* BEGIN EXCERPTED TEXT *

Is it unusual to create sculpture with the many different elements that you include?

I don’t think it’s unusual. Maybe what’s unusual is the kind of ideas I get. It’s not like I’m thinking, What can I do that nobody else has done? It just seems to work out that way. My father was very artistic. He was always making things. During the war, you couldn’t buy toys, so he would make my toys. He’d make a sailboat with a mast that could fold down; the sail would go down these little rings. I can still feel the texture of the hull of the boat. It was magic to see him make these things, and they were for me. He could take the handle of a baby carriage and turn it into the runner for a sled and make the sled out of wood. He would do all kinds of wonderful things. He was like a magician. One day he took a light bulb and said, Watch me. He cut off the filament of the light bulb, removed the filament, held the bulb over the kitchen stove and just gently blew up the light bulb.

The Magic Trick. 1995. Hand-colored engraving, 4¾ x 5½ inches.


Don’t you have a piece about that?

I do. I have an engraving of it, The Magic Trick [1995]. I watched my father like a hawk; he could do so many wonderful things. We left him when I was 8 years old, shortly after the Second World War, and I never saw him again until I was 40. We had no contact with him at all. I think I got my love and my curiosity of working with different materials and different ideas from the early experience watching my father. When I came to this country, I was determined to learn how to do everything on my own. I was very independent, and I taught myself everything. I went to the hardware store—I bought a hammer, a screwdriver, and a pair of plyers, and I immediately smashed my thumb with the hammer. It was hard being alone. I have a younger brother, Ian, who I was supposed to keep an eye on. I didn’t really understand that concept at the time. I was always trying to lose him. He was always such a pest. We’re the only ones left of a big family. I’m seeing him tomorrow to celebrate my birthday and his birthday.


What happened when you later went to see your father?

I went to Scotland to see him when I was 40. He was a pretty nasty, violent alcoholic. And he had been very mean to my mother. He did some horrible things to her. Every day I woke up in this country wanting to kill him. At the age of 40, I thought, this is haunting me. I’ve got to go back and look him up and prove to myself that I wouldn’t kill him. And that’s exactly what I did. It was a very moving experience for both of us. I continued to write to him until he died a few years later. He was working as a guard in the prison down the road from where we lived, which during the war had been a prisoner-of-war camp for the German Luftwaffe.

Mummy, Why Are the German Prisoners of War at Mass with Us? 2004. Mixed media, 36 x 27½ x 3½ inches.


You’ve called yourself a conceptual artist. What do you mean by that?

* END EXCERPTED TEXT *
* BEGIN DATA RECORDS *

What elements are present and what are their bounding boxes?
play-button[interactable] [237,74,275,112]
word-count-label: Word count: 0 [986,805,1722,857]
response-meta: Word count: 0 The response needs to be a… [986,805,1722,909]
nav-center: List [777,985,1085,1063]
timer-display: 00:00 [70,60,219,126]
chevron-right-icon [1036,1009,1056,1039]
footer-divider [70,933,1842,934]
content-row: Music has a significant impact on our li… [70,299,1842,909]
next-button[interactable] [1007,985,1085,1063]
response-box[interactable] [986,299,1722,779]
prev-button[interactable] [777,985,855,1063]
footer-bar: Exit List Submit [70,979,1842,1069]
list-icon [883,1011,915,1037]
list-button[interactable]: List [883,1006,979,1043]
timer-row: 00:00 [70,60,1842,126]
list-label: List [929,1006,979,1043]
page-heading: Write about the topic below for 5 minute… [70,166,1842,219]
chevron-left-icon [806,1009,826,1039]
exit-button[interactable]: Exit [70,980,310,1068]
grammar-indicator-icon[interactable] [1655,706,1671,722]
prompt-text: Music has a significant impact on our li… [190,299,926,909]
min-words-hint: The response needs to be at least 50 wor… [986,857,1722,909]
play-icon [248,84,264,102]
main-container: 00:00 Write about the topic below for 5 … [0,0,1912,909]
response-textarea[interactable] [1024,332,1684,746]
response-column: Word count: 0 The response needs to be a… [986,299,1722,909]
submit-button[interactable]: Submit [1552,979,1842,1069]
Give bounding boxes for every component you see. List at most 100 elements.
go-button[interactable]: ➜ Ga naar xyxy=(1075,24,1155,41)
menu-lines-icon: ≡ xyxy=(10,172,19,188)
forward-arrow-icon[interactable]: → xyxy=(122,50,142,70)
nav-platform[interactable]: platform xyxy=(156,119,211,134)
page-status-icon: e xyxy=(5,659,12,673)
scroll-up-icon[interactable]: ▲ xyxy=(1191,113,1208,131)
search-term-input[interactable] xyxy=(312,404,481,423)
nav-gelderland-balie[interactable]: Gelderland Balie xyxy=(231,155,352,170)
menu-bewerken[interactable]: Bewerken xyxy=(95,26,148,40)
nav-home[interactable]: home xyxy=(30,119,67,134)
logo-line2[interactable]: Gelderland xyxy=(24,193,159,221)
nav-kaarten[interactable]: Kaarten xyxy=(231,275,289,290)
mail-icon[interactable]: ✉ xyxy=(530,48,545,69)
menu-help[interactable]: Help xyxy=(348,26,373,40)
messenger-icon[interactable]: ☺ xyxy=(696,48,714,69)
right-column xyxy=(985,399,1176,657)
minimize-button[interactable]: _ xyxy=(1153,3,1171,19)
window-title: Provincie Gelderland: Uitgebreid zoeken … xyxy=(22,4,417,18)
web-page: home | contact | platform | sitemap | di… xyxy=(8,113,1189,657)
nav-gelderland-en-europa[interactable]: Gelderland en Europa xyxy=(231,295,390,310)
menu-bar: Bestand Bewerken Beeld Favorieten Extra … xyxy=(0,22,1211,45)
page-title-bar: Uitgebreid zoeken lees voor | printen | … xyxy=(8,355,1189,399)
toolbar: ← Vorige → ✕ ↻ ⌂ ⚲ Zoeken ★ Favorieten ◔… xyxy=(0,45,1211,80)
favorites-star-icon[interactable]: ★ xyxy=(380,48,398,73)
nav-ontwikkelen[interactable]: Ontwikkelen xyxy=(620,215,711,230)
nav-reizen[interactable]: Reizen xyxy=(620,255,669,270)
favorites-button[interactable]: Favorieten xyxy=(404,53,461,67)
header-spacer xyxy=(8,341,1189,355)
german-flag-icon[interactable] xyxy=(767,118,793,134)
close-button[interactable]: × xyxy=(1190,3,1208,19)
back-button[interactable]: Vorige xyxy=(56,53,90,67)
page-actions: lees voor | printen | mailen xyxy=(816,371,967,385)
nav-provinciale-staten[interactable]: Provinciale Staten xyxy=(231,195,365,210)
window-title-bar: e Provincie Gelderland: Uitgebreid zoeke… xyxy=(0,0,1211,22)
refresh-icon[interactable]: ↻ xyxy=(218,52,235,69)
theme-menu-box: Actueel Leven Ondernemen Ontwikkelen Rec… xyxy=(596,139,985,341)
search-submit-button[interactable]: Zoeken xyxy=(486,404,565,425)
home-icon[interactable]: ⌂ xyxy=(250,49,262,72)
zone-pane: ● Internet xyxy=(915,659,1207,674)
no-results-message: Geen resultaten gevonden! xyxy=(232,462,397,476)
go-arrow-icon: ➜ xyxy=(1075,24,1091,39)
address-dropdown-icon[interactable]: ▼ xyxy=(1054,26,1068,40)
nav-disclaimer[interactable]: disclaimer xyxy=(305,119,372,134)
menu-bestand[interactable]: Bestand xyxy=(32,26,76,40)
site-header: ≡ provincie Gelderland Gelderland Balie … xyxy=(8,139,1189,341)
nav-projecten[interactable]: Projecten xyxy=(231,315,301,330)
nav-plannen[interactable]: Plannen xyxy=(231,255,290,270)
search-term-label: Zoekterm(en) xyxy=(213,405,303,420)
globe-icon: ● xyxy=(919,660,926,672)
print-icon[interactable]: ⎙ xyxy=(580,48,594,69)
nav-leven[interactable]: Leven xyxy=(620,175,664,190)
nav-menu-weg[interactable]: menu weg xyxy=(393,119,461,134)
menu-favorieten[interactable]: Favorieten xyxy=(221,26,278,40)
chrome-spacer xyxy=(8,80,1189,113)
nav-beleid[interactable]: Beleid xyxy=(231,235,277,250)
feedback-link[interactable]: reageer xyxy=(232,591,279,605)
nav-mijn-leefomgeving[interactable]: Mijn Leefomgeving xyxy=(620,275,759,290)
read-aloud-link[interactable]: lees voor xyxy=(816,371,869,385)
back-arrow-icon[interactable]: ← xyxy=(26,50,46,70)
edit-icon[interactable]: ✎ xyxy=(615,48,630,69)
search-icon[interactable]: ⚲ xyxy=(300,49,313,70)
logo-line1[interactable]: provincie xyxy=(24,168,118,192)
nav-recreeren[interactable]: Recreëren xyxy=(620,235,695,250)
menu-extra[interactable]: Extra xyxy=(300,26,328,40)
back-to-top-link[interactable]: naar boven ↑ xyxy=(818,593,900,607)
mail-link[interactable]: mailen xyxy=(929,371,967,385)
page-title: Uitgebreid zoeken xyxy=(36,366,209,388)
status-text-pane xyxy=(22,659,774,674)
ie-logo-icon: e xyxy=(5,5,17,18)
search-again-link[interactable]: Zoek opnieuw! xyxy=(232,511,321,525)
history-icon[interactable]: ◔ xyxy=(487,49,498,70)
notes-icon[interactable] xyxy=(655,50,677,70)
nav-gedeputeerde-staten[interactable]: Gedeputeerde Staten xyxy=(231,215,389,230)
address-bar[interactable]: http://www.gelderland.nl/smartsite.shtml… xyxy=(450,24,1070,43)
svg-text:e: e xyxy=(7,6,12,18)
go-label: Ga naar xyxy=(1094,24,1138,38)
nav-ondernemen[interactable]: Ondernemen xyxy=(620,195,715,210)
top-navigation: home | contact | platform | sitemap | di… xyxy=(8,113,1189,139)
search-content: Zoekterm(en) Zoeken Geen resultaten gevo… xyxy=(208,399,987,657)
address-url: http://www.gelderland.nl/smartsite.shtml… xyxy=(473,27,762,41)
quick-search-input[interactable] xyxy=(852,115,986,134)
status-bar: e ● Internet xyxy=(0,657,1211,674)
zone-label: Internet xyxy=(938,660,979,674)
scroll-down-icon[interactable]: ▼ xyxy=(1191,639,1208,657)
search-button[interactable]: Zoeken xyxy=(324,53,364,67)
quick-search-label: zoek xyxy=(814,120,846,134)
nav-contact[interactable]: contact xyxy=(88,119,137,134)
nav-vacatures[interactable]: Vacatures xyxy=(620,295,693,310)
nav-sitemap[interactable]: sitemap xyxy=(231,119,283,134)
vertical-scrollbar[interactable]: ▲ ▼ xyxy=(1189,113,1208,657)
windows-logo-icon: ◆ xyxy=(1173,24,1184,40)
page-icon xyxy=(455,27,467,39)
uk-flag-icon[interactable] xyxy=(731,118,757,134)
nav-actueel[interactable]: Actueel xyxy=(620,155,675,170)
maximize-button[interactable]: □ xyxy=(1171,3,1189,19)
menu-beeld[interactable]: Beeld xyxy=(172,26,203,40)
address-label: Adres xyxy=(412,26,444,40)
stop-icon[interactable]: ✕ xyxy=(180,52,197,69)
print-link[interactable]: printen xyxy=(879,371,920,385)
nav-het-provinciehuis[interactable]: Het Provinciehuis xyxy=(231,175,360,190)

* END DATA RECORDS *

(TASKS TO COMPLETE)
a) In the interview with the artist, why did the artist go to Scotland to see the father at age 40?
b) From the interview with the artist, print the passage from "I went to Scotland" to "x 3½ inches.".
c) Carry on writing the interview with the artist from the point where it stops.

(RESPONSES FOR EACH TASK)
a) Wanting to kill the father had been haunting the artist every day, so the artist went back to look him up and prove to themselves that they wouldn't kill him.

b)
I went to Scotland to see him when I was 40. He was a pretty nasty, violent alcoholic. And he had been very mean to my mother. He did some horrible things to her. Every day I woke up in this country wanting to kill him. At the age of 40, I thought, this is haunting me. I’ve got to go back and look him up and prove to myself that I wouldn’t kill him. And that’s exactly what I did. It was a very moving experience for both of us. I continued to write to him until he died a few years later. He was working as a guard in the prison down the road from where we lived, which during the war had been a prisoner-of-war camp for the German Luftwaffe.

Mummy, Why Are the German Prisoners of War at Mass with Us? 2004. Mixed media, 36 x 27½ x 3½ inches.

c)
I think of the traditional conceptual artist as an artist who has an idea that doesn’t necessarily go beyond that. In other words, they don’t end up with a product. I love to think of different ideas, but I also love to bring them to completion, to physically make them, whether it’s a sculpture or a wall hanging or a relief. [He holds up a pad.] This is sketch pad number 91. I write down every idea that I get. Sometimes I wake up in the middle of the night, and I’ll have solved a problem. I’ll get up and write it down. I just did a study for a piece I was thinking of doing, a burning tank series.

Tommy and the Scottish Sky. 2007. Mixed media, 47½ inches in diameter, 1½ inches deep.


Do you want to talk about your recurring imagery? You have a series of works of burning bombers.

We lived in Edinburgh. I remember dogfights. I don’t ever remember a bomber on fire, but I trust myself to know that—there’s a saying, if it’s hysterical, it’s historical. I was born in a little mining town called Shotts, which is halfway between Glasgow and Edinburgh. My mother claimed that to get away from the war in Edinburgh, we went back to Shotts to stay with my granny—and my mother had a brother and sister there. All her other brothers and sisters were in America. What happened was my mother didn’t understand that the Germans were trying to bomb the steel mills in Shotts. I apparently was strafed while I was out in the brandy by a German plane when I was 2 years old. The brandy was a cow pasture that doubled as a playground. My mother heard the siren and came running to get me. I don’t remember the event of the strafing. I know unconsciously I must have seen the bombers. Whether I saw them in Edinburgh or in Shotts, it doesn’t matter. For me it’s an iconic image that reappears in my work.

The Brandy Strafing. 1991. Mixed media, 28 x 28 x 73 inches.


Do you feel you’re exorcising something with your work?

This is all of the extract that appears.